---- Supplied data

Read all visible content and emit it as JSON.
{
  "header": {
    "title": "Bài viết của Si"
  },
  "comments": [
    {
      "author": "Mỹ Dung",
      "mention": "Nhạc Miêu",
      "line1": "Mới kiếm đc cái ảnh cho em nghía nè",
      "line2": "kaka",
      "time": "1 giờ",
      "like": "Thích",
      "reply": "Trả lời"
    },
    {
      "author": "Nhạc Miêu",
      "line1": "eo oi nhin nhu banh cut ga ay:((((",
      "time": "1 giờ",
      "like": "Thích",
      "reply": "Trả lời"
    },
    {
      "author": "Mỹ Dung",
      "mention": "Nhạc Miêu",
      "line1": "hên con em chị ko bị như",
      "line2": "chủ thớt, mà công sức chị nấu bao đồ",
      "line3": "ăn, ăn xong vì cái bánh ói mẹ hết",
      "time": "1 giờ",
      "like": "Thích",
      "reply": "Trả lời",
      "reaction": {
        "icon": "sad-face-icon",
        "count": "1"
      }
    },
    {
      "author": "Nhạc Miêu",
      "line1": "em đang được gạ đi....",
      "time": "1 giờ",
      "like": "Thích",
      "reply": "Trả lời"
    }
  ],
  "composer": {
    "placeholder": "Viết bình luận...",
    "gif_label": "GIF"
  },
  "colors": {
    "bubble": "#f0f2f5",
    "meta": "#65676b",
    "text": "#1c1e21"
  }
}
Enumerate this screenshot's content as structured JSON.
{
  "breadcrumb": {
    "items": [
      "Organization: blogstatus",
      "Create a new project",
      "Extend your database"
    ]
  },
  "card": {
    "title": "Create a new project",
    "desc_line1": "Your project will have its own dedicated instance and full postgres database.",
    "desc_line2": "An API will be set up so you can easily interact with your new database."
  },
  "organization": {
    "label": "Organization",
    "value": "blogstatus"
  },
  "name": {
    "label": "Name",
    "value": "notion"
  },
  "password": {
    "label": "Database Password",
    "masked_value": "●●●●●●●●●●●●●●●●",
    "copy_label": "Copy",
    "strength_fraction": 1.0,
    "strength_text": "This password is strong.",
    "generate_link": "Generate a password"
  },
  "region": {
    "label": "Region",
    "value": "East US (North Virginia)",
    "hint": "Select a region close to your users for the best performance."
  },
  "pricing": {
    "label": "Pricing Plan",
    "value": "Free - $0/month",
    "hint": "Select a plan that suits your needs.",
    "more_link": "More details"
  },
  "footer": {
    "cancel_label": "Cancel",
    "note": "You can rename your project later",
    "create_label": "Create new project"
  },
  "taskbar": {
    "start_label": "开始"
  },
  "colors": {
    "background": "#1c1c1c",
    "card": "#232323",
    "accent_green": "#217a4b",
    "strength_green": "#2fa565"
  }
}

--------

Required work: Give the listing again, word for word.

Solution to this problem:
Read all visible content and emit it as JSON.
{
  "header": {
    "title": "Bài viết của Si"
  },
  "comments": [
    {
      "author": "Mỹ Dung",
      "mention": "Nhạc Miêu",
      "line1": "Mới kiếm đc cái ảnh cho em nghía nè",
      "line2": "kaka",
      "time": "1 giờ",
      "like": "Thích",
      "reply": "Trả lời"
    },
    {
      "author": "Nhạc Miêu",
      "line1": "eo oi nhin nhu banh cut ga ay:((((",
      "time": "1 giờ",
      "like": "Thích",
      "reply": "Trả lời"
    },
    {
      "author": "Mỹ Dung",
      "mention": "Nhạc Miêu",
      "line1": "hên con em chị ko bị như",
      "line2": "chủ thớt, mà công sức chị nấu bao đồ",
      "line3": "ăn, ăn xong vì cái bánh ói mẹ hết",
      "time": "1 giờ",
      "like": "Thích",
      "reply": "Trả lời",
      "reaction": {
        "icon": "sad-face-icon",
        "count": "1"
      }
    },
    {
      "author": "Nhạc Miêu",
      "line1": "em đang được gạ đi....",
      "time": "1 giờ",
      "like": "Thích",
      "reply": "Trả lời"
    }
  ],
  "composer": {
    "placeholder": "Viết bình luận...",
    "gif_label": "GIF"
  },
  "colors": {
    "bubble": "#f0f2f5",
    "meta": "#65676b",
    "text": "#1c1e21"
  }
}
Enumerate this screenshot's content as structured JSON.
{
  "breadcrumb": {
    "items": [
      "Organization: blogstatus",
      "Create a new project",
      "Extend your database"
    ]
  },
  "card": {
    "title": "Create a new project",
    "desc_line1": "Your project will have its own dedicated instance and full postgres database.",
    "desc_line2": "An API will be set up so you can easily interact with your new database."
  },
  "organization": {
    "label": "Organization",
    "value": "blogstatus"
  },
  "name": {
    "label": "Name",
    "value": "notion"
  },
  "password": {
    "label": "Database Password",
    "masked_value": "●●●●●●●●●●●●●●●●",
    "copy_label": "Copy",
    "strength_fraction": 1.0,
    "strength_text": "This password is strong.",
    "generate_link": "Generate a password"
  },
  "region": {
    "label": "Region",
    "value": "East US (North Virginia)",
    "hint": "Select a region close to your users for the best performance."
  },
  "pricing": {
    "label": "Pricing Plan",
    "value": "Free - $0/month",
    "hint": "Select a plan that suits your needs.",
    "more_link": "More details"
  },
  "footer": {
    "cancel_label": "Cancel",
    "note": "You can rename your project later",
    "create_label": "Create new project"
  },
  "taskbar": {
    "start_label": "开始"
  },
  "colors": {
    "background": "#1c1c1c",
    "card": "#232323",
    "accent_green": "#217a4b",
    "strength_green": "#2fa565"
  }
}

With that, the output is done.